* TEXT TO READ *
════════
And, to be a Christian, to be a follower of Jesus, means being aflame with the fires of our baptism.

But if we left it there, we might still not understand the true ramifications of our baptism.

One thing you all know I enjoy doing here at St. Stephan’s is inviting people to explore other areas of the Book of Common Prayer, other than just our section concerning Holy Communion.  

So, let’s do so again today.

Let’s take a look at the Catechism again.  

There we get the answer to the question:

“What is Holy Baptism?”

If you look on page 858—there you will find the somewhat definitive answer.  

On page 858, we find this answer:

"Holy Baptism is the sacrament [a sacrament is an outward sign of God’s inward grace—the outward grace in this sense being the water] by which God adopts us as his children and make us members of Christ’s Body, the Church, and inheritors of the kingdom of God.”

It’s a really great definition.

 Holy Baptism is not then just a sweet little service of sprinkling water on a baby’s head and dedicating them as we would a boat.  

 It is a service in which we are essentially re-born.  

 If anyone ever asks you, “Are you a born-again Christian?” you can tell them, in no uncertain terms, that yes you are.

 You were re-born in the waters of baptism.

 It is the service in which we recognize that we are truly children of a loving God—a God who truly loves us.  

 We have been washed in those waters and made alive in the fire of God’s love and made new—specifically we have become Christians in being baptized.
════════
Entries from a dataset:
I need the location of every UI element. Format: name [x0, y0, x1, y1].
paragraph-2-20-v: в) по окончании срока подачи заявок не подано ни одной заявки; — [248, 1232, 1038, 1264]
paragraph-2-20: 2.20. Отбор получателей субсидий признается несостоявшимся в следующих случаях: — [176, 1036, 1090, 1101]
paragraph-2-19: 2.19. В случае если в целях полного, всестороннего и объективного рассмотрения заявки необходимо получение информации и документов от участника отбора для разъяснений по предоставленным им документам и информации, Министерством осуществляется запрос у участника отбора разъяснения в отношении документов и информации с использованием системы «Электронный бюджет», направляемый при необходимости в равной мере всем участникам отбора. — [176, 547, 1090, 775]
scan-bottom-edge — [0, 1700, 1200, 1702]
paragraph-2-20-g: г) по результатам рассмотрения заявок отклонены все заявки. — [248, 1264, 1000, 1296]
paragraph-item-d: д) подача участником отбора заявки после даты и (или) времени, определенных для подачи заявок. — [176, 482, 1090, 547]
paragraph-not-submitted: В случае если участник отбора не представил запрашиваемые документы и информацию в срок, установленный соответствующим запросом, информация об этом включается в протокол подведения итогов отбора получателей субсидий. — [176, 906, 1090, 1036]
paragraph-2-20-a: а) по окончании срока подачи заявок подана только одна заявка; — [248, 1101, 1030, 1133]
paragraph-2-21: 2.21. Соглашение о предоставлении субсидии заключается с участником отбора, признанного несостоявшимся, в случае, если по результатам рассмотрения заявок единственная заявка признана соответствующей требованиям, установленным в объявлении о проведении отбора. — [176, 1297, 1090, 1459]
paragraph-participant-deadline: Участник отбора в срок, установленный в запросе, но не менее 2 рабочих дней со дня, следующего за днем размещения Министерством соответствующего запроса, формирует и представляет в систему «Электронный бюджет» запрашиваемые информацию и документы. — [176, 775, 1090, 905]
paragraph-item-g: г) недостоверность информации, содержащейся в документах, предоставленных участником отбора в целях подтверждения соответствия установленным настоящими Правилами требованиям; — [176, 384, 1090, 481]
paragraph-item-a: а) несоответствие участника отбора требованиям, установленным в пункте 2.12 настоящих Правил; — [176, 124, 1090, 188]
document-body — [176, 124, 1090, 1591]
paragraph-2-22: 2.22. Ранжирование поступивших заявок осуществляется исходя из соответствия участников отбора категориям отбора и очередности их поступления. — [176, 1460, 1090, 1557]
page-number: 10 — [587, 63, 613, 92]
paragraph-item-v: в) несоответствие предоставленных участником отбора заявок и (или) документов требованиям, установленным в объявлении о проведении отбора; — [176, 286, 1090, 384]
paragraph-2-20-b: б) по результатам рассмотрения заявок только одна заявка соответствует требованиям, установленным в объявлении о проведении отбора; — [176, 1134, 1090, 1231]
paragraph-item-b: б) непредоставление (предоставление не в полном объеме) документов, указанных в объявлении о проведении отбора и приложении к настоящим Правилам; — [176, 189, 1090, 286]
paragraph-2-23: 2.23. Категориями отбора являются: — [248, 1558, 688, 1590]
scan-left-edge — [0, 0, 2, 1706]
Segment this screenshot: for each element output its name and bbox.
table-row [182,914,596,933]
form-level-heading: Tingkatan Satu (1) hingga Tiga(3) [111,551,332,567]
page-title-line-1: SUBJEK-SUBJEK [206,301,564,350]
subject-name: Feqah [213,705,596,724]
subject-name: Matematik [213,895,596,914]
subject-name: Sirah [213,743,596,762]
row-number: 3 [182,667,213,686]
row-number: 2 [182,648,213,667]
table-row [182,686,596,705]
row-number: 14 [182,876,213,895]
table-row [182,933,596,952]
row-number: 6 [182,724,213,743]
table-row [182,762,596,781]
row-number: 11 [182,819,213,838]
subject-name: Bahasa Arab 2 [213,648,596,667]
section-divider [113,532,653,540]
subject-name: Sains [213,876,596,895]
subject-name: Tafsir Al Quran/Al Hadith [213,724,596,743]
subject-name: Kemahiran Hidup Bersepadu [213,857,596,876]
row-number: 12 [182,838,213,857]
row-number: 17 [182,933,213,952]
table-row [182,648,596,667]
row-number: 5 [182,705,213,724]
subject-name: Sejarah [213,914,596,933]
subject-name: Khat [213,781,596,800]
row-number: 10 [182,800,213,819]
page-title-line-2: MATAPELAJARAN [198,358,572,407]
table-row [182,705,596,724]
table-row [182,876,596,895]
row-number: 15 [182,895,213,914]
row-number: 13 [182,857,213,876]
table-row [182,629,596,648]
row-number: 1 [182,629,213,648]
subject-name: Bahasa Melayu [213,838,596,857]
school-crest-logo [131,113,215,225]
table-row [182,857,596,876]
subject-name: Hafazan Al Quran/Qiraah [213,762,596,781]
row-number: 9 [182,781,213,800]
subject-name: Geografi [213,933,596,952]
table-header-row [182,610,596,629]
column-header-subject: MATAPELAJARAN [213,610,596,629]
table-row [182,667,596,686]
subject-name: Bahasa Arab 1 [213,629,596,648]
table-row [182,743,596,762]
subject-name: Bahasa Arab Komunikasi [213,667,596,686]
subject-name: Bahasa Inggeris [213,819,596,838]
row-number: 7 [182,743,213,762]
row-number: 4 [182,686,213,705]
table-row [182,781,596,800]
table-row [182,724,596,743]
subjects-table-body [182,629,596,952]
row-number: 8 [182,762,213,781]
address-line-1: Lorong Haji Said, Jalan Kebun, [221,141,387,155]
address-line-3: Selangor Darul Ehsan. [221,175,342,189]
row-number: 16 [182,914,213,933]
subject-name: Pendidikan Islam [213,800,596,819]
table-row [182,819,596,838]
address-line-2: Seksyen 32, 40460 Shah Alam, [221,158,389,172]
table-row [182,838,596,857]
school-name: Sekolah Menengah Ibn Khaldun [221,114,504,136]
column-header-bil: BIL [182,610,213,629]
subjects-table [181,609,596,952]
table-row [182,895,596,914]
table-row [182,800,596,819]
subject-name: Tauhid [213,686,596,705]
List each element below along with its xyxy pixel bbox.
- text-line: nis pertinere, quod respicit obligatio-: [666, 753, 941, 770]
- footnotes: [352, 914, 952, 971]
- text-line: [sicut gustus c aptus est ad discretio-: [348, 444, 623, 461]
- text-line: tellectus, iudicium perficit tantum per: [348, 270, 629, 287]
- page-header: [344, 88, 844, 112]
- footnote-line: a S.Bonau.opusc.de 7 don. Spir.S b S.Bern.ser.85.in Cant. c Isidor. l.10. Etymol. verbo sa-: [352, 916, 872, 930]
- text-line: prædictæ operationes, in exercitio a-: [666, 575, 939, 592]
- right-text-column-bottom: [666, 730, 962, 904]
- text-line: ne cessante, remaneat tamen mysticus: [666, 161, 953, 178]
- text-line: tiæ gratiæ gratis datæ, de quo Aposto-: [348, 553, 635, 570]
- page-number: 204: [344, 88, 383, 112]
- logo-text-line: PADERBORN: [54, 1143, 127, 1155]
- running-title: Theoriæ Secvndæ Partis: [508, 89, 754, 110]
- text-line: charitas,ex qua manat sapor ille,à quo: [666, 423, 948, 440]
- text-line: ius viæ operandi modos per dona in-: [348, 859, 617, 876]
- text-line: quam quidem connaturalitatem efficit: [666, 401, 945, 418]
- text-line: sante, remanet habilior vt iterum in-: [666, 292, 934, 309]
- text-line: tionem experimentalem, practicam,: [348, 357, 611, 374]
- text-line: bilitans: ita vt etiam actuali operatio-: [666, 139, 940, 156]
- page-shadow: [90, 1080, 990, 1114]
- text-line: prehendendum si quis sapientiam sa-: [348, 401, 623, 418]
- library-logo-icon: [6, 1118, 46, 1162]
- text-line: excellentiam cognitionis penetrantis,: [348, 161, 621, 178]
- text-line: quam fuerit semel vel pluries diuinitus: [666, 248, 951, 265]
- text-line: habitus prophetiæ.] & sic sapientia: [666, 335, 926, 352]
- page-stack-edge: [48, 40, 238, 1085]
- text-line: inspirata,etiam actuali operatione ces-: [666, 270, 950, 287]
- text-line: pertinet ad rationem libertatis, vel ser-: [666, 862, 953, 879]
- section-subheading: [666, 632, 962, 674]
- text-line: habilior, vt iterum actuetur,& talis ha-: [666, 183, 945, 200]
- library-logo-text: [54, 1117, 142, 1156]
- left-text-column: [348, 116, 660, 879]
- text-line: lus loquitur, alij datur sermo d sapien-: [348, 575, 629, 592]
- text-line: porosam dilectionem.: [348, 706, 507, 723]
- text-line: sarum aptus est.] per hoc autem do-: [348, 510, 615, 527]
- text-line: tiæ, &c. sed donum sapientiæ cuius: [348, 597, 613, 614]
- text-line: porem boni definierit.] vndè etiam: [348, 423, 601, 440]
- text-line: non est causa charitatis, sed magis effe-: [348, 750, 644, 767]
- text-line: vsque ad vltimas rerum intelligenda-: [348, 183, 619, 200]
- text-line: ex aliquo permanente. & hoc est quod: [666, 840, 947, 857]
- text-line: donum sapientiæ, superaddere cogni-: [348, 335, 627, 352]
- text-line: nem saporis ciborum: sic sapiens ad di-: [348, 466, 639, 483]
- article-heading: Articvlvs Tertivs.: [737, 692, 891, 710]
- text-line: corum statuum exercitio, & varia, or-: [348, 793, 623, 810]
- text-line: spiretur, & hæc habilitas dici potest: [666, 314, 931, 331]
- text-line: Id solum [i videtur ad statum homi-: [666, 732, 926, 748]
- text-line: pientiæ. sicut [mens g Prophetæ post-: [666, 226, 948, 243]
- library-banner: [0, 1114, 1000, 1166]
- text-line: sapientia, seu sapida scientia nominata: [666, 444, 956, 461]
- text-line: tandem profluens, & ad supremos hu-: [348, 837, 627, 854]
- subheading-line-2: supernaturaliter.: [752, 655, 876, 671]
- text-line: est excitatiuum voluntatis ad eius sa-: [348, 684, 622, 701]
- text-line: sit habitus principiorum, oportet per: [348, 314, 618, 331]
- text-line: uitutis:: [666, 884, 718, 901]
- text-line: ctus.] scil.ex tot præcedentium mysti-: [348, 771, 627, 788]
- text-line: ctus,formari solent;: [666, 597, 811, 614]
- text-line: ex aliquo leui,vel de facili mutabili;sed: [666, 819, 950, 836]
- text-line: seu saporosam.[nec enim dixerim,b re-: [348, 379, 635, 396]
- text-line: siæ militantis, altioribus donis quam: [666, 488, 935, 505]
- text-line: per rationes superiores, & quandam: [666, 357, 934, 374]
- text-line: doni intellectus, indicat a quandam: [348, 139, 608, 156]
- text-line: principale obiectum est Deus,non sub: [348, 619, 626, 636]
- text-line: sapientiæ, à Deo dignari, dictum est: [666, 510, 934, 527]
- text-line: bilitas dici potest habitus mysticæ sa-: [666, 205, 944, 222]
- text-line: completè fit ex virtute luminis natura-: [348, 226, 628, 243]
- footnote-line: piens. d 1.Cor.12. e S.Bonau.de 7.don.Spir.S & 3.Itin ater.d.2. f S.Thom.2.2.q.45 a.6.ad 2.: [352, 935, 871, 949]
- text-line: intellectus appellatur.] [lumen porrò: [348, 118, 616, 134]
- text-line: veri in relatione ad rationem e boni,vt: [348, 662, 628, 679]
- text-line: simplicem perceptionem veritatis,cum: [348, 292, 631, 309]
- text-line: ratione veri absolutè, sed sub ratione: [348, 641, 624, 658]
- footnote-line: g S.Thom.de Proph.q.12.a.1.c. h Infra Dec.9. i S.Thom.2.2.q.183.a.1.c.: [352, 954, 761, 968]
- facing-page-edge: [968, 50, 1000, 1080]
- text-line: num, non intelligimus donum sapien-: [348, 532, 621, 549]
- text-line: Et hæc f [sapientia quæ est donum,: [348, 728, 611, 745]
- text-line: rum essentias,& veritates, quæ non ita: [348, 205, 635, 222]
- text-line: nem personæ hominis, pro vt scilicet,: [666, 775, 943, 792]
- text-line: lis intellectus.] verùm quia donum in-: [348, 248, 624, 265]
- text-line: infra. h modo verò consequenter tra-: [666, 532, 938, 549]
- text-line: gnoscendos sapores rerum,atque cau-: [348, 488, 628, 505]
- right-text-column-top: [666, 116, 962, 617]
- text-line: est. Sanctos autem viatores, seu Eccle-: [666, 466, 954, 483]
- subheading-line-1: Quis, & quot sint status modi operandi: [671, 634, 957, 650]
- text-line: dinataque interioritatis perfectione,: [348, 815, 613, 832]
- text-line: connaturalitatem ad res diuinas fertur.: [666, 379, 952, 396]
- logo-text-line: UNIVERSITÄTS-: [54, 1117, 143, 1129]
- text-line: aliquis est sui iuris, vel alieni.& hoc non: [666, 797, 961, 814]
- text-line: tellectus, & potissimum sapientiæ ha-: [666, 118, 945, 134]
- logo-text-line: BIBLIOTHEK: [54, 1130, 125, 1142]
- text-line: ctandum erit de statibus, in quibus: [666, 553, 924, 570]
════════
* GIVEN EXERCISE 1 *
Answer these questions from the passage on baptism:
(a) What is the name of the church the speaker mentions?
(b) On which page of the Book of Common Prayer is the answer to "What is Holy Baptism?" found?
(c) In what does the passage say you were re-born?
* GIVEN EXERCISE 2 *
Echo the passage on baptism word for word, starting at "It’s a really" and ending at "waters of baptism.".
You won't need the records for anything here.

* FULL RESPONSE 1 *
(a) St. Stephan's
(b) Page 858
(c) In the waters of baptism

* FULL RESPONSE 2 *
It’s a really great definition.

 Holy Baptism is not then just a sweet little service of sprinkling water on a baby’s head and dedicating them as we would a boat.  

 It is a service in which we are essentially re-born.  

 If anyone ever asks you, “Are you a born-again Christian?” you can tell them, in no uncertain terms, that yes you are.

 You were re-born in the waters of baptism.